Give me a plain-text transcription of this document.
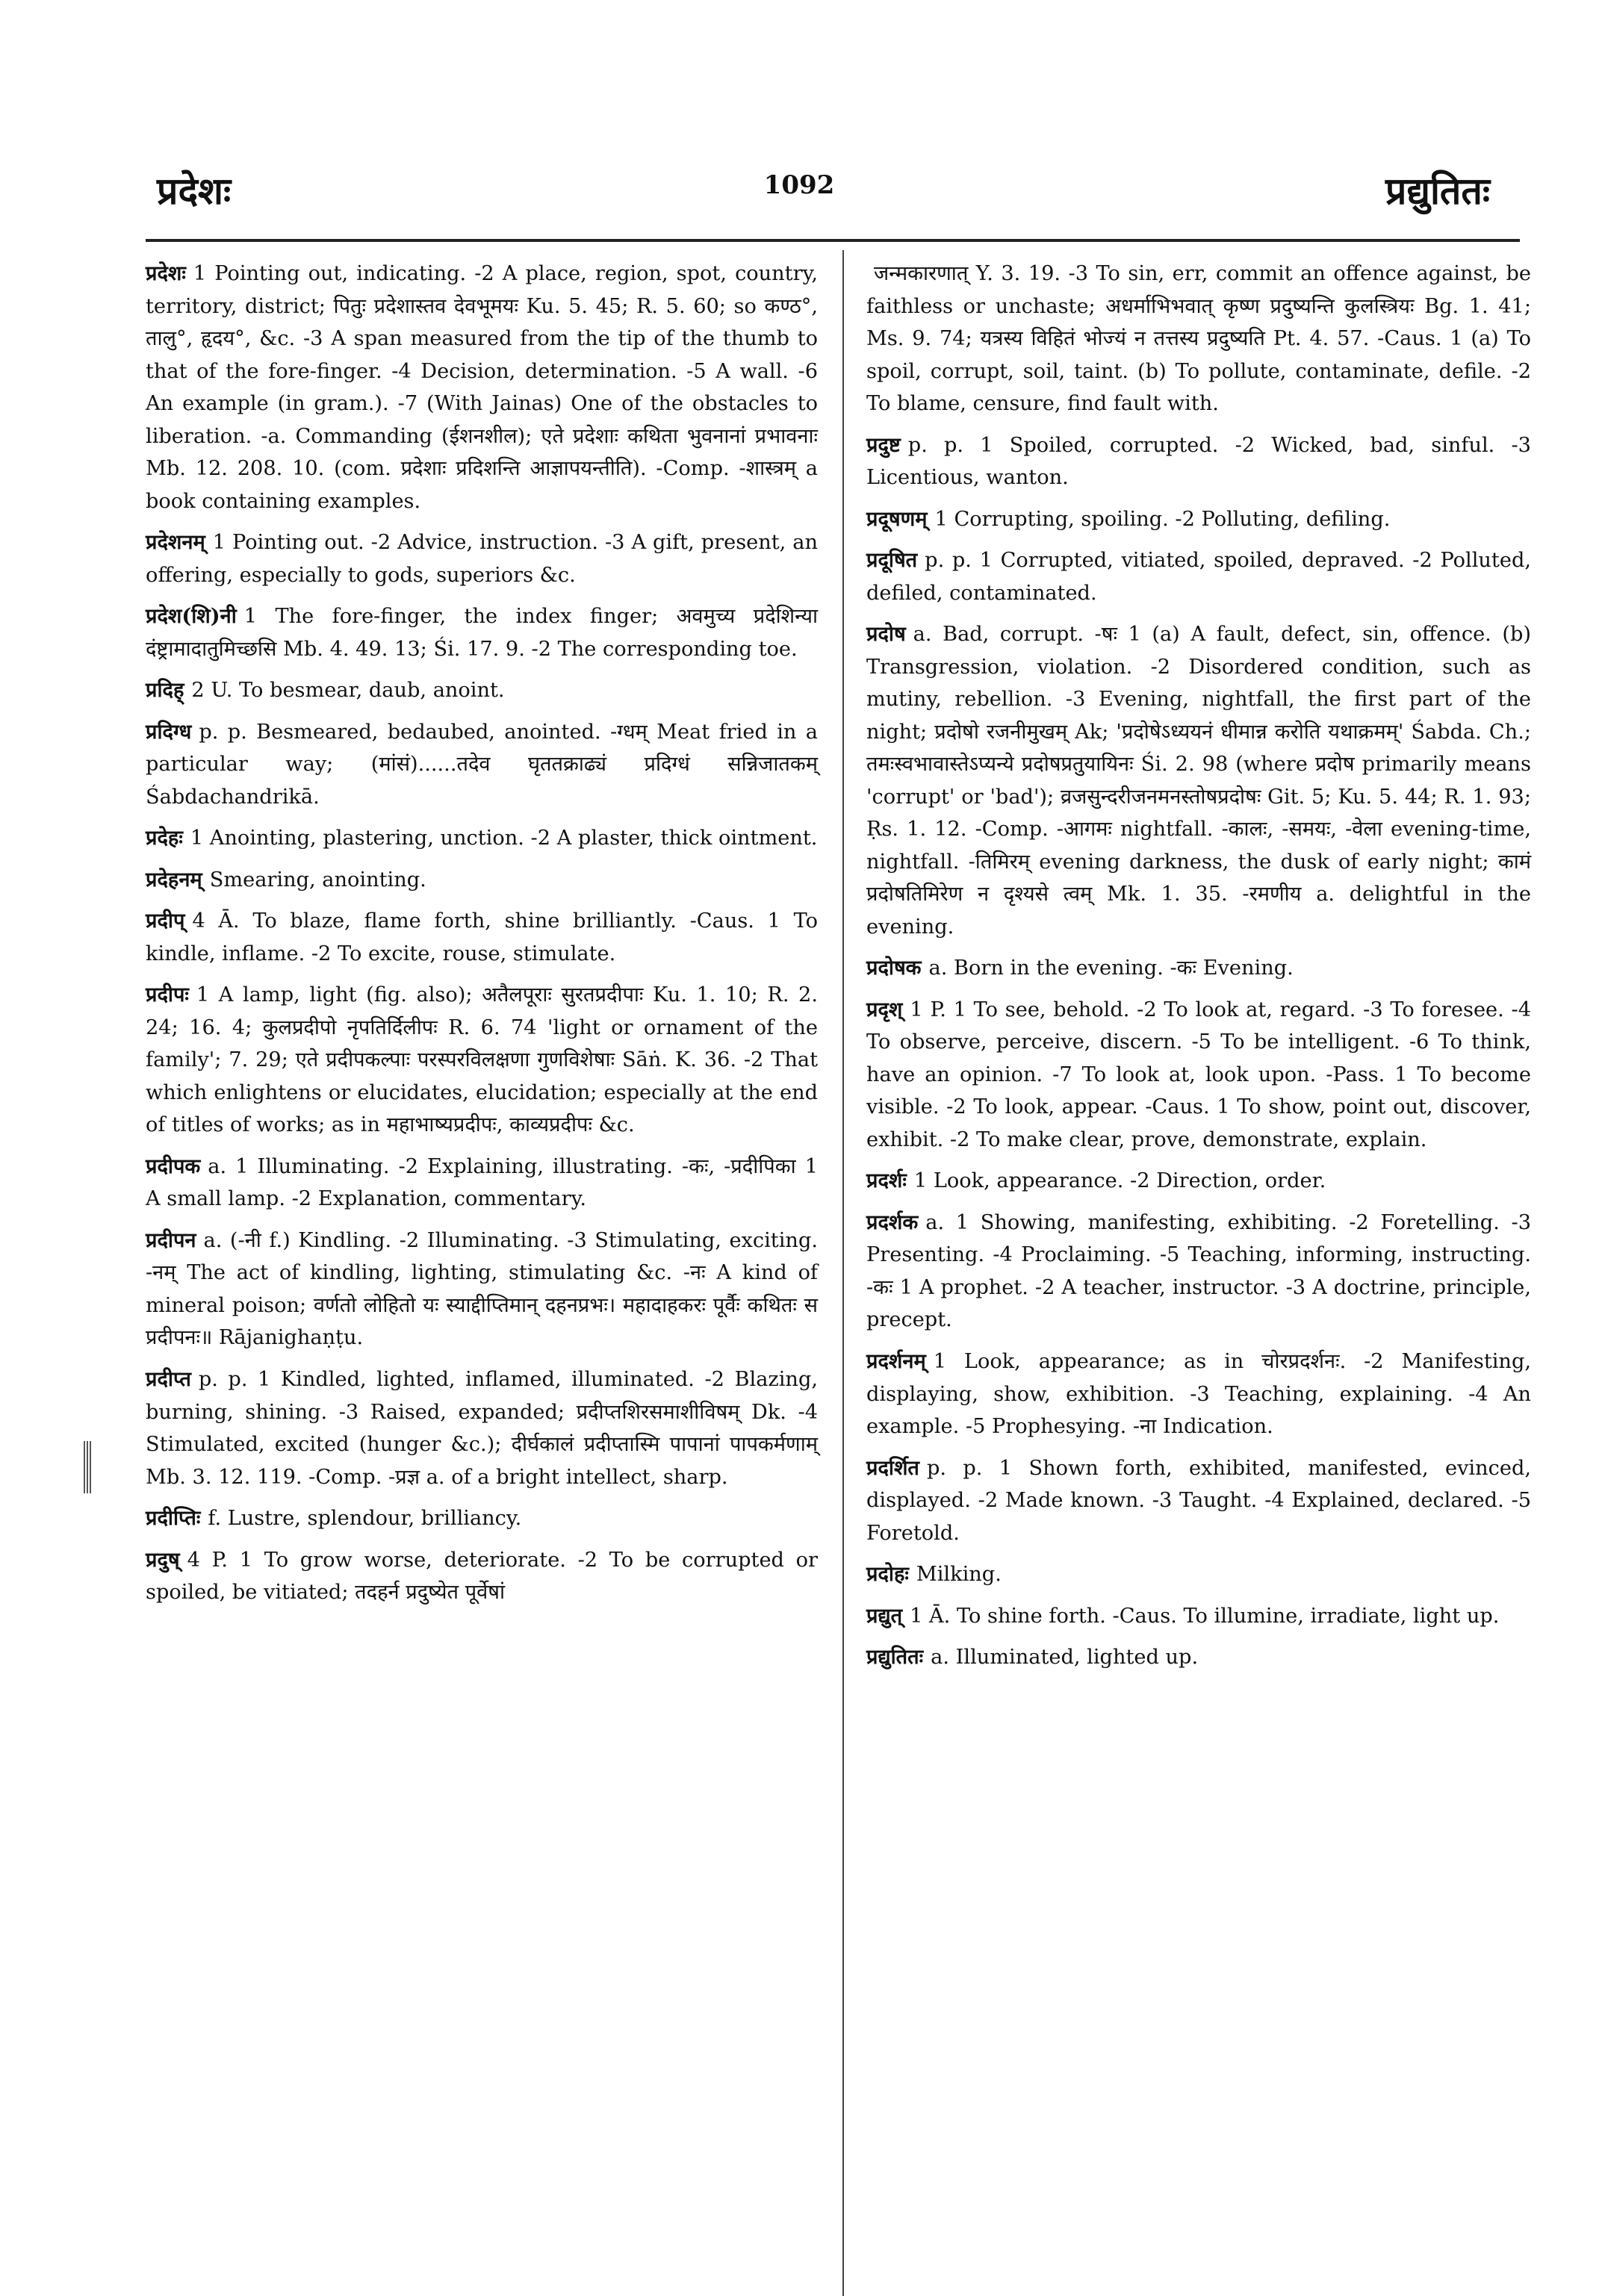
प्रदेशः	1092	प्रद्युतितः

प्रदेशः 1 Pointing out, indicating. -2 A place, region, spot, country, territory, district; पितुः प्रदेशास्तव देवभूमयः Ku. 5. 45; R. 5. 60; so कण्ठ°, तालु°, हृदय°, &c. -3 A span measured from the tip of the thumb to that of the fore-finger. -4 Decision, determination. -5 A wall. -6 An example (in gram.). -7 (With Jainas) One of the obstacles to liberation. -a. Commanding (ईशनशील); एते प्रदेशाः कथिता भुवनानां प्रभावनाः Mb. 12. 208. 10. (com. प्रदेशाः प्रदिशन्ति आज्ञापयन्तीति). -Comp. -शास्त्रम् a book containing examples.

प्रदेशनम् 1 Pointing out. -2 Advice, instruction. -3 A gift, present, an offering, especially to gods, superiors &c.

प्रदेश(शि)नी 1 The fore-finger, the index finger; अवमुच्य प्रदेशिन्या दंष्ट्रामादातुमिच्छसि Mb. 4. 49. 13; Śi. 17. 9. -2 The corresponding toe.

प्रदिह् 2 U. To besmear, daub, anoint.

प्रदिग्ध p. p. Besmeared, bedaubed, anointed. -ग्धम् Meat fried in a particular way; (मांसं)......तदेव घृततक्राढ्यं प्रदिग्धं सन्निजातकम् Śabdachandrikā.

प्रदेहः 1 Anointing, plastering, unction. -2 A plaster, thick ointment.

प्रदेहनम् Smearing, anointing.

प्रदीप् 4 Ā. To blaze, flame forth, shine brilliantly. -Caus. 1 To kindle, inflame. -2 To excite, rouse, stimulate.

प्रदीपः 1 A lamp, light (fig. also); अतैलपूराः सुरतप्रदीपाः Ku. 1. 10; R. 2. 24; 16. 4; कुलप्रदीपो नृपतिर्दिलीपः R. 6. 74 'light or ornament of the family'; 7. 29; एते प्रदीपकल्पाः परस्परविलक्षणा गुणविशेषाः Sāṅ. K. 36. -2 That which enlightens or elucidates, elucidation; especially at the end of titles of works; as in महाभाष्यप्रदीपः, काव्यप्रदीपः &c.

प्रदीपक a. 1 Illuminating. -2 Explaining, illustrating. -कः, -प्रदीपिका 1 A small lamp. -2 Explanation, commentary.

प्रदीपन a. (-नी f.) Kindling. -2 Illuminating. -3 Stimulating, exciting. -नम् The act of kindling, lighting, stimulating &c. -नः A kind of mineral poison; वर्णतो लोहितो यः स्याद्दीप्तिमान् दहनप्रभः। महादाहकरः पूर्वैः कथितः स प्रदीपनः॥ Rājanighaṇṭu.

प्रदीप्त p. p. 1 Kindled, lighted, inflamed, illuminated. -2 Blazing, burning, shining. -3 Raised, expanded; प्रदीप्तशिरसमाशीविषम् Dk. -4 Stimulated, excited (hunger &c.); दीर्घकालं प्रदीप्तास्मि पापानां पापकर्मणाम् Mb. 3. 12. 119. -Comp. -प्रज्ञ a. of a bright intellect, sharp.

प्रदीप्तिः f. Lustre, splendour, brilliancy.

प्रदुष् 4 P. 1 To grow worse, deteriorate. -2 To be corrupted or spoiled, be vitiated; तदहर्न प्रदुष्येत पूर्वेषां

जन्मकारणात् Y. 3. 19. -3 To sin, err, commit an offence against, be faithless or unchaste; अधर्माभिभवात् कृष्ण प्रदुष्यन्ति कुलस्त्रियः Bg. 1. 41; Ms. 9. 74; यत्रस्य विहितं भोज्यं न तत्तस्य प्रदुष्यति Pt. 4. 57. -Caus. 1 (a) To spoil, corrupt, soil, taint. (b) To pollute, contaminate, defile. -2 To blame, censure, find fault with.

प्रदुष्ट p. p. 1 Spoiled, corrupted. -2 Wicked, bad, sinful. -3 Licentious, wanton.

प्रदूषणम् 1 Corrupting, spoiling. -2 Polluting, defiling.

प्रदूषित p. p. 1 Corrupted, vitiated, spoiled, depraved. -2 Polluted, defiled, contaminated.

प्रदोष a. Bad, corrupt. -षः 1 (a) A fault, defect, sin, offence. (b) Transgression, violation. -2 Disordered condition, such as mutiny, rebellion. -3 Evening, nightfall, the first part of the night; प्रदोषो रजनीमुखम् Ak; 'प्रदोषेऽध्ययनं धीमान्न करोति यथाक्रमम्' Śabda. Ch.; तमःस्वभावास्तेऽप्यन्ये प्रदोषप्रतुयायिनः Śi. 2. 98 (where प्रदोष primarily means 'corrupt' or 'bad'); व्रजसुन्दरीजनमनस्तोषप्रदोषः Git. 5; Ku. 5. 44; R. 1. 93; Ṛs. 1. 12. -Comp. -आगमः nightfall. -कालः, -समयः, -वेला evening-time, nightfall. -तिमिरम् evening darkness, the dusk of early night; कामं प्रदोषतिमिरेण न दृश्यसे त्वम् Mk. 1. 35. -रमणीय a. delightful in the evening.

प्रदोषक a. Born in the evening. -कः Evening.

प्रदृश् 1 P. 1 To see, behold. -2 To look at, regard. -3 To foresee. -4 To observe, perceive, discern. -5 To be intelligent. -6 To think, have an opinion. -7 To look at, look upon. -Pass. 1 To become visible. -2 To look, appear. -Caus. 1 To show, point out, discover, exhibit. -2 To make clear, prove, demonstrate, explain.

प्रदर्शः 1 Look, appearance. -2 Direction, order.

प्रदर्शक a. 1 Showing, manifesting, exhibiting. -2 Foretelling. -3 Presenting. -4 Proclaiming. -5 Teaching, informing, instructing. -कः 1 A prophet. -2 A teacher, instructor. -3 A doctrine, principle, precept.

प्रदर्शनम् 1 Look, appearance; as in चोरप्रदर्शनः. -2 Manifesting, displaying, show, exhibition. -3 Teaching, explaining. -4 An example. -5 Prophesying. -ना Indication.

प्रदर्शित p. p. 1 Shown forth, exhibited, manifested, evinced, displayed. -2 Made known. -3 Taught. -4 Explained, declared. -5 Foretold.

प्रदोहः Milking.

प्रद्युत् 1 Ā. To shine forth. -Caus. To illumine, irradiate, light up.

प्रद्युतितः a. Illuminated, lighted up.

→ Set task: Without including any pictures, print all of the material exactly as given.

→ Result of the exercise:
Give me a plain-text transcription of this document.
प्रदेशः	1092	प्रद्युतितः

प्रदेशः 1 Pointing out, indicating. -2 A place, region, spot, country, territory, district; पितुः प्रदेशास्तव देवभूमयः Ku. 5. 45; R. 5. 60; so कण्ठ°, तालु°, हृदय°, &c. -3 A span measured from the tip of the thumb to that of the fore-finger. -4 Decision, determination. -5 A wall. -6 An example (in gram.). -7 (With Jainas) One of the obstacles to liberation. -a. Commanding (ईशनशील); एते प्रदेशाः कथिता भुवनानां प्रभावनाः Mb. 12. 208. 10. (com. प्रदेशाः प्रदिशन्ति आज्ञापयन्तीति). -Comp. -शास्त्रम् a book containing examples.

प्रदेशनम् 1 Pointing out. -2 Advice, instruction. -3 A gift, present, an offering, especially to gods, superiors &c.

प्रदेश(शि)नी 1 The fore-finger, the index finger; अवमुच्य प्रदेशिन्या दंष्ट्रामादातुमिच्छसि Mb. 4. 49. 13; Śi. 17. 9. -2 The corresponding toe.

प्रदिह् 2 U. To besmear, daub, anoint.

प्रदिग्ध p. p. Besmeared, bedaubed, anointed. -ग्धम् Meat fried in a particular way; (मांसं)......तदेव घृततक्राढ्यं प्रदिग्धं सन्निजातकम् Śabdachandrikā.

प्रदेहः 1 Anointing, plastering, unction. -2 A plaster, thick ointment.

प्रदेहनम् Smearing, anointing.

प्रदीप् 4 Ā. To blaze, flame forth, shine brilliantly. -Caus. 1 To kindle, inflame. -2 To excite, rouse, stimulate.

प्रदीपः 1 A lamp, light (fig. also); अतैलपूराः सुरतप्रदीपाः Ku. 1. 10; R. 2. 24; 16. 4; कुलप्रदीपो नृपतिर्दिलीपः R. 6. 74 'light or ornament of the family'; 7. 29; एते प्रदीपकल्पाः परस्परविलक्षणा गुणविशेषाः Sāṅ. K. 36. -2 That which enlightens or elucidates, elucidation; especially at the end of titles of works; as in महाभाष्यप्रदीपः, काव्यप्रदीपः &c.

प्रदीपक a. 1 Illuminating. -2 Explaining, illustrating. -कः, -प्रदीपिका 1 A small lamp. -2 Explanation, commentary.

प्रदीपन a. (-नी f.) Kindling. -2 Illuminating. -3 Stimulating, exciting. -नम् The act of kindling, lighting, stimulating &c. -नः A kind of mineral poison; वर्णतो लोहितो यः स्याद्दीप्तिमान् दहनप्रभः। महादाहकरः पूर्वैः कथितः स प्रदीपनः॥ Rājanighaṇṭu.

प्रदीप्त p. p. 1 Kindled, lighted, inflamed, illuminated. -2 Blazing, burning, shining. -3 Raised, expanded; प्रदीप्तशिरसमाशीविषम् Dk. -4 Stimulated, excited (hunger &c.); दीर्घकालं प्रदीप्तास्मि पापानां पापकर्मणाम् Mb. 3. 12. 119. -Comp. -प्रज्ञ a. of a bright intellect, sharp.

प्रदीप्तिः f. Lustre, splendour, brilliancy.

प्रदुष् 4 P. 1 To grow worse, deteriorate. -2 To be corrupted or spoiled, be vitiated; तदहर्न प्रदुष्येत पूर्वेषां

जन्मकारणात् Y. 3. 19. -3 To sin, err, commit an offence against, be faithless or unchaste; अधर्माभिभवात् कृष्ण प्रदुष्यन्ति कुलस्त्रियः Bg. 1. 41; Ms. 9. 74; यत्रस्य विहितं भोज्यं न तत्तस्य प्रदुष्यति Pt. 4. 57. -Caus. 1 (a) To spoil, corrupt, soil, taint. (b) To pollute, contaminate, defile. -2 To blame, censure, find fault with.

प्रदुष्ट p. p. 1 Spoiled, corrupted. -2 Wicked, bad, sinful. -3 Licentious, wanton.

प्रदूषणम् 1 Corrupting, spoiling. -2 Polluting, defiling.

प्रदूषित p. p. 1 Corrupted, vitiated, spoiled, depraved. -2 Polluted, defiled, contaminated.

प्रदोष a. Bad, corrupt. -षः 1 (a) A fault, defect, sin, offence. (b) Transgression, violation. -2 Disordered condition, such as mutiny, rebellion. -3 Evening, nightfall, the first part of the night; प्रदोषो रजनीमुखम् Ak; 'प्रदोषेऽध्ययनं धीमान्न करोति यथाक्रमम्' Śabda. Ch.; तमःस्वभावास्तेऽप्यन्ये प्रदोषप्रतुयायिनः Śi. 2. 98 (where प्रदोष primarily means 'corrupt' or 'bad'); व्रजसुन्दरीजनमनस्तोषप्रदोषः Git. 5; Ku. 5. 44; R. 1. 93; Ṛs. 1. 12. -Comp. -आगमः nightfall. -कालः, -समयः, -वेला evening-time, nightfall. -तिमिरम् evening darkness, the dusk of early night; कामं प्रदोषतिमिरेण न दृश्यसे त्वम् Mk. 1. 35. -रमणीय a. delightful in the evening.

प्रदोषक a. Born in the evening. -कः Evening.

प्रदृश् 1 P. 1 To see, behold. -2 To look at, regard. -3 To foresee. -4 To observe, perceive, discern. -5 To be intelligent. -6 To think, have an opinion. -7 To look at, look upon. -Pass. 1 To become visible. -2 To look, appear. -Caus. 1 To show, point out, discover, exhibit. -2 To make clear, prove, demonstrate, explain.

प्रदर्शः 1 Look, appearance. -2 Direction, order.

प्रदर्शक a. 1 Showing, manifesting, exhibiting. -2 Foretelling. -3 Presenting. -4 Proclaiming. -5 Teaching, informing, instructing. -कः 1 A prophet. -2 A teacher, instructor. -3 A doctrine, principle, precept.

प्रदर्शनम् 1 Look, appearance; as in चोरप्रदर्शनः. -2 Manifesting, displaying, show, exhibition. -3 Teaching, explaining. -4 An example. -5 Prophesying. -ना Indication.

प्रदर्शित p. p. 1 Shown forth, exhibited, manifested, evinced, displayed. -2 Made known. -3 Taught. -4 Explained, declared. -5 Foretold.

प्रदोहः Milking.

प्रद्युत् 1 Ā. To shine forth. -Caus. To illumine, irradiate, light up.

प्रद्युतितः a. Illuminated, lighted up.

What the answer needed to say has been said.